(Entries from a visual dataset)
__________________________________________________

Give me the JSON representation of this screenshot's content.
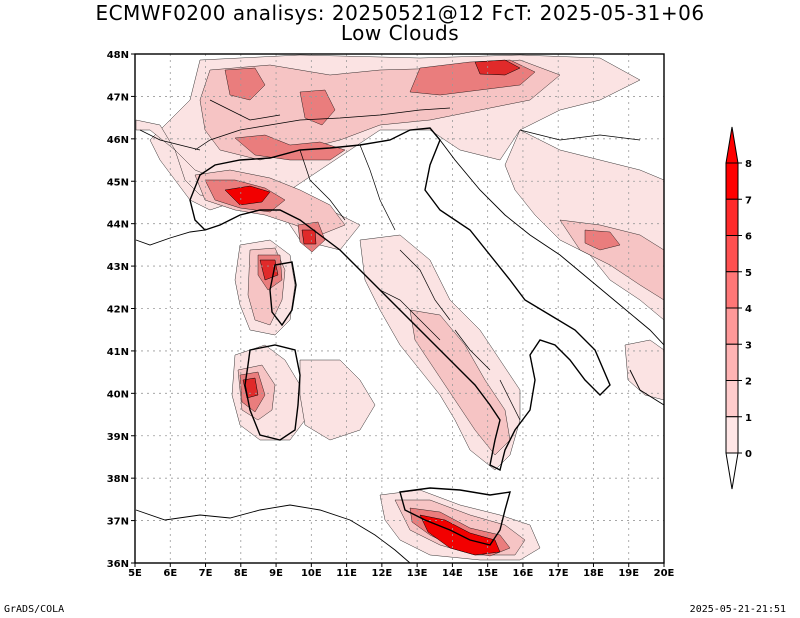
{
  "title_line1": "ECMWF0200 analisys: 20250521@12 FcT: 2025-05-31+06",
  "title_line2": "Low Clouds",
  "footer_left": "GrADS/COLA",
  "footer_right": "2025-05-21-21:51",
  "map": {
    "lon_ticks": [
      "5E",
      "6E",
      "7E",
      "8E",
      "9E",
      "10E",
      "11E",
      "12E",
      "13E",
      "14E",
      "15E",
      "16E",
      "17E",
      "18E",
      "19E",
      "20E"
    ],
    "lat_ticks": [
      "48N",
      "47N",
      "46N",
      "45N",
      "44N",
      "43N",
      "42N",
      "41N",
      "40N",
      "39N",
      "38N",
      "37N",
      "36N"
    ]
  },
  "colorbar": {
    "labels": [
      "8",
      "7",
      "6",
      "5",
      "4",
      "3",
      "2",
      "1",
      "0"
    ],
    "colors": [
      "#ff0000",
      "#ff2a2a",
      "#ff5050",
      "#ff7777",
      "#ff9999",
      "#ffb4b4",
      "#ffcccc",
      "#ffe6e6"
    ]
  },
  "palette": {
    "c1": "#fbe3e3",
    "c2": "#f6c4c4",
    "c3": "#f0a3a3",
    "c4": "#ea7d7d",
    "c5": "#e45252",
    "c6": "#e02a2a",
    "c7": "#f20000"
  }
}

__________________________________________________

--- BRIEF ---
Extract the full listing above verbatim; pictures are to be left out of the copy.

--- RESULT ---
Give me the JSON representation of this screenshot's content.
{
  "title_line1": "ECMWF0200 analisys: 20250521@12 FcT: 2025-05-31+06",
  "title_line2": "Low Clouds",
  "footer_left": "GrADS/COLA",
  "footer_right": "2025-05-21-21:51",
  "map": {
    "lon_ticks": [
      "5E",
      "6E",
      "7E",
      "8E",
      "9E",
      "10E",
      "11E",
      "12E",
      "13E",
      "14E",
      "15E",
      "16E",
      "17E",
      "18E",
      "19E",
      "20E"
    ],
    "lat_ticks": [
      "48N",
      "47N",
      "46N",
      "45N",
      "44N",
      "43N",
      "42N",
      "41N",
      "40N",
      "39N",
      "38N",
      "37N",
      "36N"
    ]
  },
  "colorbar": {
    "labels": [
      "8",
      "7",
      "6",
      "5",
      "4",
      "3",
      "2",
      "1",
      "0"
    ],
    "colors": [
      "#ff0000",
      "#ff2a2a",
      "#ff5050",
      "#ff7777",
      "#ff9999",
      "#ffb4b4",
      "#ffcccc",
      "#ffe6e6"
    ]
  },
  "palette": {
    "c1": "#fbe3e3",
    "c2": "#f6c4c4",
    "c3": "#f0a3a3",
    "c4": "#ea7d7d",
    "c5": "#e45252",
    "c6": "#e02a2a",
    "c7": "#f20000"
  }
}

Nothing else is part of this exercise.